What is asked: Please copy the lines below word for word, omitting the pictures.

Data to use:
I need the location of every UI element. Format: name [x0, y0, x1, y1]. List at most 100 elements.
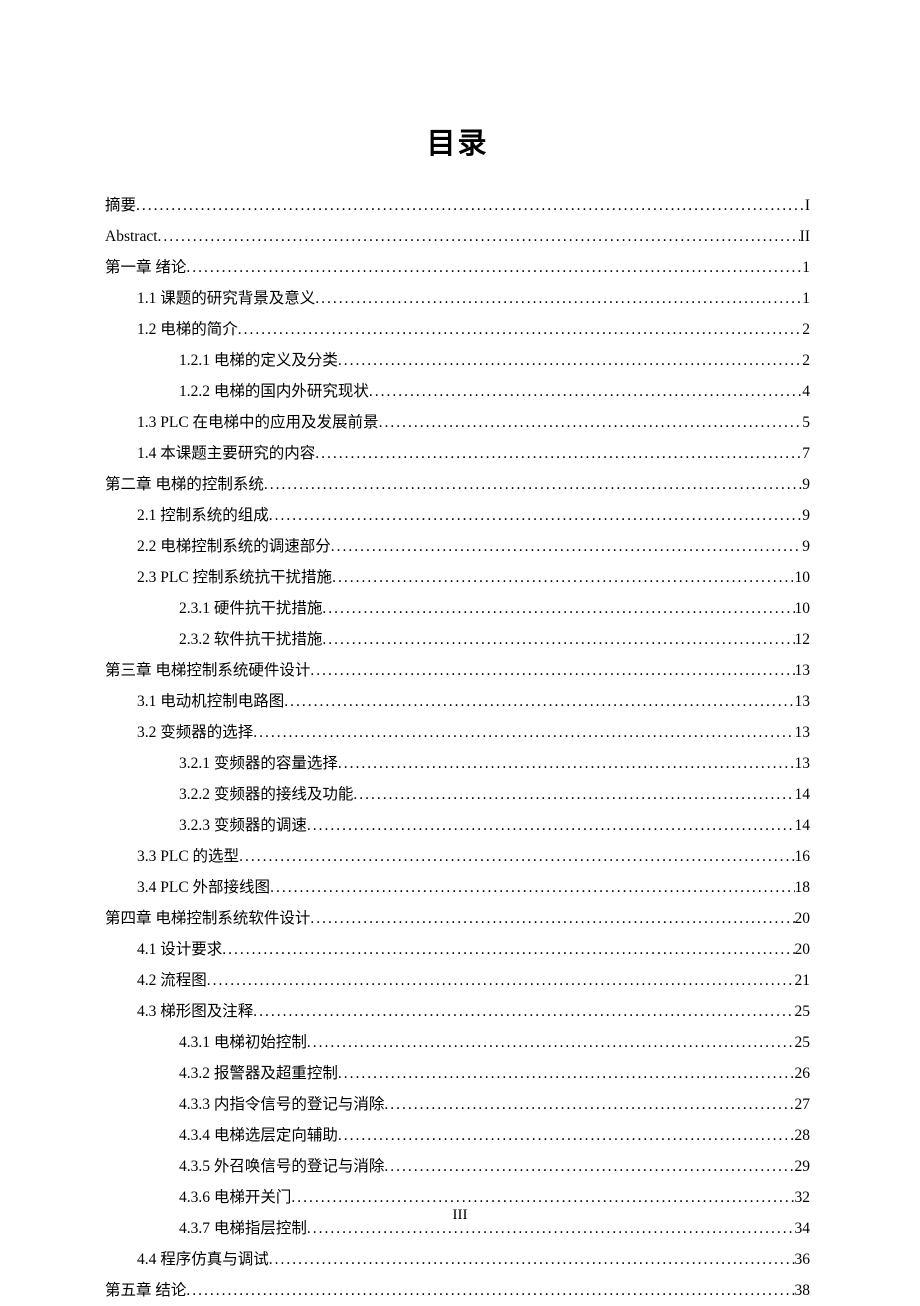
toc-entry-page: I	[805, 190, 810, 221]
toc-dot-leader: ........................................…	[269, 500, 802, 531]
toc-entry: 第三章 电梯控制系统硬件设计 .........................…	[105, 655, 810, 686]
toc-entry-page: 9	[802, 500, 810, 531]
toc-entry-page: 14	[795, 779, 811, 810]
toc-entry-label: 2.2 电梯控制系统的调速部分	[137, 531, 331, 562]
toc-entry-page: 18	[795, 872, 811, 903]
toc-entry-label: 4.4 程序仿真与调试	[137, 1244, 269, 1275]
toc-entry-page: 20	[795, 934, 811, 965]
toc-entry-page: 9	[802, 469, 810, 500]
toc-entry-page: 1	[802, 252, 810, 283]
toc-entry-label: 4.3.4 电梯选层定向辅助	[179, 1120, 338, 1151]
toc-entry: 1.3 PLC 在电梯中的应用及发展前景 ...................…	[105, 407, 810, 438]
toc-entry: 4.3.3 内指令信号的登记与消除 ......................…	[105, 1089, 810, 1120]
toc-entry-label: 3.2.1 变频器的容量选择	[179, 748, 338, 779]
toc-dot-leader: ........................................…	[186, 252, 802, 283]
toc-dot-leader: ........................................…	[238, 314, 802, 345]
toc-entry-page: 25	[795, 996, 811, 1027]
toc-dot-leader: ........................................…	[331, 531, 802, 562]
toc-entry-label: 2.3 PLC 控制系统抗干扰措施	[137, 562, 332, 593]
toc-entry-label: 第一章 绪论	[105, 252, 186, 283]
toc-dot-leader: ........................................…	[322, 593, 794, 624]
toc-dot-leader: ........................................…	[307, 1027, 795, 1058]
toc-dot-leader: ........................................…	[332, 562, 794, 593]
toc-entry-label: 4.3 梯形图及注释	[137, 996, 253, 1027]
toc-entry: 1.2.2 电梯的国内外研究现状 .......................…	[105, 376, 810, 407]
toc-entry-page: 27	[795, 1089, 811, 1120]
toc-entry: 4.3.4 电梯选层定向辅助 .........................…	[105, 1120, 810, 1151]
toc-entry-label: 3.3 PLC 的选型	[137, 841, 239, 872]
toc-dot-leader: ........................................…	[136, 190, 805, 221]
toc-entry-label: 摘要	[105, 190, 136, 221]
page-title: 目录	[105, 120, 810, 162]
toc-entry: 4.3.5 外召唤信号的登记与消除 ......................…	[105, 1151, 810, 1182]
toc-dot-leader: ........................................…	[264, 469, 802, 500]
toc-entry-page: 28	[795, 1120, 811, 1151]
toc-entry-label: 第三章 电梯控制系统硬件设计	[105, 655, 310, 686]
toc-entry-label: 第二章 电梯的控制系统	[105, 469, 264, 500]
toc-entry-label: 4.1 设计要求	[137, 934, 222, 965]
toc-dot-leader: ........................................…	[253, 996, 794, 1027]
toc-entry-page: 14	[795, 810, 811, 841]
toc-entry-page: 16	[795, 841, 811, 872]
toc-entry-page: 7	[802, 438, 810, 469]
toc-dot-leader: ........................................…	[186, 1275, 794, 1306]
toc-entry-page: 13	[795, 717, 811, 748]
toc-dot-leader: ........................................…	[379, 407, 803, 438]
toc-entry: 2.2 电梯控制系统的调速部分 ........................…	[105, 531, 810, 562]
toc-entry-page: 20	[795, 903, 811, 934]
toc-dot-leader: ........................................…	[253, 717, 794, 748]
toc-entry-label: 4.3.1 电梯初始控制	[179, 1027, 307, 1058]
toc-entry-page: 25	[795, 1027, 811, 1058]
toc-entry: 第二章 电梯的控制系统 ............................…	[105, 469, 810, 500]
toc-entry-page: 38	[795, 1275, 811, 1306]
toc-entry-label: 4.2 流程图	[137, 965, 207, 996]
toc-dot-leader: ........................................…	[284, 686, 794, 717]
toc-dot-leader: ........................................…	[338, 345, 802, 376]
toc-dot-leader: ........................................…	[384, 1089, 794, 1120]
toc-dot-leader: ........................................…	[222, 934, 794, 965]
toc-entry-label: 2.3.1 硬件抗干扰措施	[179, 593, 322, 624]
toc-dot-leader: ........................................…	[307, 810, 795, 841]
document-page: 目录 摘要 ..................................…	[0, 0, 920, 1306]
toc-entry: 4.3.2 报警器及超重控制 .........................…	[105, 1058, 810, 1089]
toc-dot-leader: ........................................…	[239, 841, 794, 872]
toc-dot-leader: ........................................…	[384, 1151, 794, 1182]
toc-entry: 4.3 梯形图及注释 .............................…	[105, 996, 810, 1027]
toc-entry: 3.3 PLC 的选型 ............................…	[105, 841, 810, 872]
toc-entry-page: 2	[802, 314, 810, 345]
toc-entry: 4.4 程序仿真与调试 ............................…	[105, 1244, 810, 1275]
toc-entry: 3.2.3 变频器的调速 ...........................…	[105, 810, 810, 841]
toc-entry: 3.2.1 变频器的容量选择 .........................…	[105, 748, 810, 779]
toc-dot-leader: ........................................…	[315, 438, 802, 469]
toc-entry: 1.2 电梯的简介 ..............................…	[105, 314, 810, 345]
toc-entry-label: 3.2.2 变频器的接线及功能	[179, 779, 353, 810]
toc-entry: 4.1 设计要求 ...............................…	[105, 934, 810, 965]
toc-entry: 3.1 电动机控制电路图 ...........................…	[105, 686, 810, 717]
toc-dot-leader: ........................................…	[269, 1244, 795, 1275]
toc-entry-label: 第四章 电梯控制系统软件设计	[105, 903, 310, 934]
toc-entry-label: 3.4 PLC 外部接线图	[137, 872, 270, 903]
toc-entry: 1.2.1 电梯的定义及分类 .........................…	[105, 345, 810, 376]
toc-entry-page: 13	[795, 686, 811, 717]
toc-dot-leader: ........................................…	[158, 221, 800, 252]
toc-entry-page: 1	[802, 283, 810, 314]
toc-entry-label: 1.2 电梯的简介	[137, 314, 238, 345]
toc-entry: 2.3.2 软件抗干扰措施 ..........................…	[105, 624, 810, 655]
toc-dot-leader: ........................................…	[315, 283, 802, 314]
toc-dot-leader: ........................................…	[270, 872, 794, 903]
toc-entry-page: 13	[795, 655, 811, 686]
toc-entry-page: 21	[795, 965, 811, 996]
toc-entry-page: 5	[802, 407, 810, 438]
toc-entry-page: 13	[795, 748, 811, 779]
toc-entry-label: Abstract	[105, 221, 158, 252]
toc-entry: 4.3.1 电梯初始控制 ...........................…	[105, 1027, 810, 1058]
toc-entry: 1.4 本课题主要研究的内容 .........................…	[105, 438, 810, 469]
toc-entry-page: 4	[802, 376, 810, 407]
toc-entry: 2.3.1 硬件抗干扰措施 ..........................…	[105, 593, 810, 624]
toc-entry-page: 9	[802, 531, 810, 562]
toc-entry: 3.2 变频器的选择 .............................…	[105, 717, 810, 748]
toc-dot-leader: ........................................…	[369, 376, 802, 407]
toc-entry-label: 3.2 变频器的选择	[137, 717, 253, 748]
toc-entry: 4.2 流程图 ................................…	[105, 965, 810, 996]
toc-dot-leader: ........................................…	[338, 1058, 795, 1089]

Final result:
I need the location of every UI element. Format: name [x0, y0, x1, y1]. List at most 100 elements.
toc-entry-page: I	[805, 190, 810, 221]
toc-dot-leader: ........................................…	[269, 500, 802, 531]
toc-entry: 第三章 电梯控制系统硬件设计 .........................…	[105, 655, 810, 686]
toc-entry-page: 9	[802, 500, 810, 531]
toc-entry-page: 14	[795, 779, 811, 810]
toc-entry-label: 2.2 电梯控制系统的调速部分	[137, 531, 331, 562]
toc-entry-page: 18	[795, 872, 811, 903]
toc-entry-label: 4.4 程序仿真与调试	[137, 1244, 269, 1275]
toc-entry-page: 20	[795, 934, 811, 965]
toc-entry-page: 9	[802, 469, 810, 500]
toc-entry-page: 1	[802, 252, 810, 283]
toc-entry-label: 4.3.4 电梯选层定向辅助	[179, 1120, 338, 1151]
toc-entry: 1.3 PLC 在电梯中的应用及发展前景 ...................…	[105, 407, 810, 438]
toc-entry: 4.3.3 内指令信号的登记与消除 ......................…	[105, 1089, 810, 1120]
toc-entry-label: 3.2.1 变频器的容量选择	[179, 748, 338, 779]
toc-dot-leader: ........................................…	[186, 252, 802, 283]
toc-dot-leader: ........................................…	[238, 314, 802, 345]
toc-entry-page: 25	[795, 996, 811, 1027]
toc-dot-leader: ........................................…	[331, 531, 802, 562]
toc-entry-label: 2.3 PLC 控制系统抗干扰措施	[137, 562, 332, 593]
toc-entry-label: 第一章 绪论	[105, 252, 186, 283]
toc-dot-leader: ........................................…	[322, 593, 794, 624]
toc-dot-leader: ........................................…	[307, 1027, 795, 1058]
toc-dot-leader: ........................................…	[332, 562, 794, 593]
toc-entry-label: 4.3 梯形图及注释	[137, 996, 253, 1027]
toc-entry: 1.2.2 电梯的国内外研究现状 .......................…	[105, 376, 810, 407]
toc-entry-page: 27	[795, 1089, 811, 1120]
toc-entry: 4.3.4 电梯选层定向辅助 .........................…	[105, 1120, 810, 1151]
toc-entry-label: 3.3 PLC 的选型	[137, 841, 239, 872]
toc-dot-leader: ........................................…	[136, 190, 805, 221]
toc-entry-label: 摘要	[105, 190, 136, 221]
page-title: 目录	[105, 120, 810, 162]
toc-entry: 4.3.5 外召唤信号的登记与消除 ......................…	[105, 1151, 810, 1182]
toc-dot-leader: ........................................…	[264, 469, 802, 500]
toc-entry-page: 28	[795, 1120, 811, 1151]
toc-entry-label: 第三章 电梯控制系统硬件设计	[105, 655, 310, 686]
toc-entry-label: 第二章 电梯的控制系统	[105, 469, 264, 500]
toc-entry-label: 4.1 设计要求	[137, 934, 222, 965]
toc-dot-leader: ........................................…	[253, 996, 794, 1027]
toc-entry-page: 14	[795, 810, 811, 841]
toc-entry-page: 16	[795, 841, 811, 872]
toc-entry-page: 7	[802, 438, 810, 469]
toc-dot-leader: ........................................…	[186, 1275, 794, 1306]
toc-entry-page: 13	[795, 717, 811, 748]
toc-dot-leader: ........................................…	[379, 407, 803, 438]
toc-entry: 2.2 电梯控制系统的调速部分 ........................…	[105, 531, 810, 562]
toc-entry-page: 20	[795, 903, 811, 934]
toc-dot-leader: ........................................…	[253, 717, 794, 748]
toc-entry-label: 4.3.1 电梯初始控制	[179, 1027, 307, 1058]
toc-entry-page: 25	[795, 1027, 811, 1058]
toc-entry: 第二章 电梯的控制系统 ............................…	[105, 469, 810, 500]
toc-entry-page: 38	[795, 1275, 811, 1306]
toc-entry-label: 4.2 流程图	[137, 965, 207, 996]
toc-dot-leader: ........................................…	[284, 686, 794, 717]
toc-dot-leader: ........................................…	[338, 345, 802, 376]
toc-dot-leader: ........................................…	[384, 1089, 794, 1120]
toc-dot-leader: ........................................…	[222, 934, 794, 965]
toc-entry-label: 2.3.1 硬件抗干扰措施	[179, 593, 322, 624]
toc-dot-leader: ........................................…	[307, 810, 795, 841]
document-page: 目录 摘要 ..................................…	[0, 0, 920, 1306]
toc-entry: 4.3.2 报警器及超重控制 .........................…	[105, 1058, 810, 1089]
toc-dot-leader: ........................................…	[239, 841, 794, 872]
toc-dot-leader: ........................................…	[384, 1151, 794, 1182]
toc-entry: 4.3 梯形图及注释 .............................…	[105, 996, 810, 1027]
toc-entry: 3.3 PLC 的选型 ............................…	[105, 841, 810, 872]
toc-entry-page: 2	[802, 314, 810, 345]
toc-entry: 4.4 程序仿真与调试 ............................…	[105, 1244, 810, 1275]
toc-entry: 3.2.3 变频器的调速 ...........................…	[105, 810, 810, 841]
toc-entry: 3.2.1 变频器的容量选择 .........................…	[105, 748, 810, 779]
toc-dot-leader: ........................................…	[315, 438, 802, 469]
toc-entry: 1.2 电梯的简介 ..............................…	[105, 314, 810, 345]
toc-entry-label: 3.2.2 变频器的接线及功能	[179, 779, 353, 810]
toc-entry: 4.1 设计要求 ...............................…	[105, 934, 810, 965]
toc-entry: 3.1 电动机控制电路图 ...........................…	[105, 686, 810, 717]
toc-dot-leader: ........................................…	[269, 1244, 795, 1275]
toc-entry-label: 第四章 电梯控制系统软件设计	[105, 903, 310, 934]
toc-entry-label: 3.4 PLC 外部接线图	[137, 872, 270, 903]
toc-entry: 1.2.1 电梯的定义及分类 .........................…	[105, 345, 810, 376]
toc-entry-page: 13	[795, 686, 811, 717]
toc-dot-leader: ........................................…	[158, 221, 800, 252]
toc-entry-page: 1	[802, 283, 810, 314]
toc-entry-label: 1.2 电梯的简介	[137, 314, 238, 345]
toc-entry: 2.3.2 软件抗干扰措施 ..........................…	[105, 624, 810, 655]
toc-dot-leader: ........................................…	[315, 283, 802, 314]
toc-dot-leader: ........................................…	[270, 872, 794, 903]
toc-entry-page: 13	[795, 655, 811, 686]
toc-entry-page: 21	[795, 965, 811, 996]
toc-entry-page: 5	[802, 407, 810, 438]
toc-entry-page: 13	[795, 748, 811, 779]
toc-entry-label: Abstract	[105, 221, 158, 252]
toc-entry: 4.3.1 电梯初始控制 ...........................…	[105, 1027, 810, 1058]
toc-entry: 1.4 本课题主要研究的内容 .........................…	[105, 438, 810, 469]
toc-entry-page: 4	[802, 376, 810, 407]
toc-entry: 2.3.1 硬件抗干扰措施 ..........................…	[105, 593, 810, 624]
toc-entry-page: 9	[802, 531, 810, 562]
toc-entry: 3.2 变频器的选择 .............................…	[105, 717, 810, 748]
toc-dot-leader: ........................................…	[369, 376, 802, 407]
toc-entry-label: 3.2 变频器的选择	[137, 717, 253, 748]
toc-entry: 4.2 流程图 ................................…	[105, 965, 810, 996]
toc-dot-leader: ........................................…	[338, 1058, 795, 1089]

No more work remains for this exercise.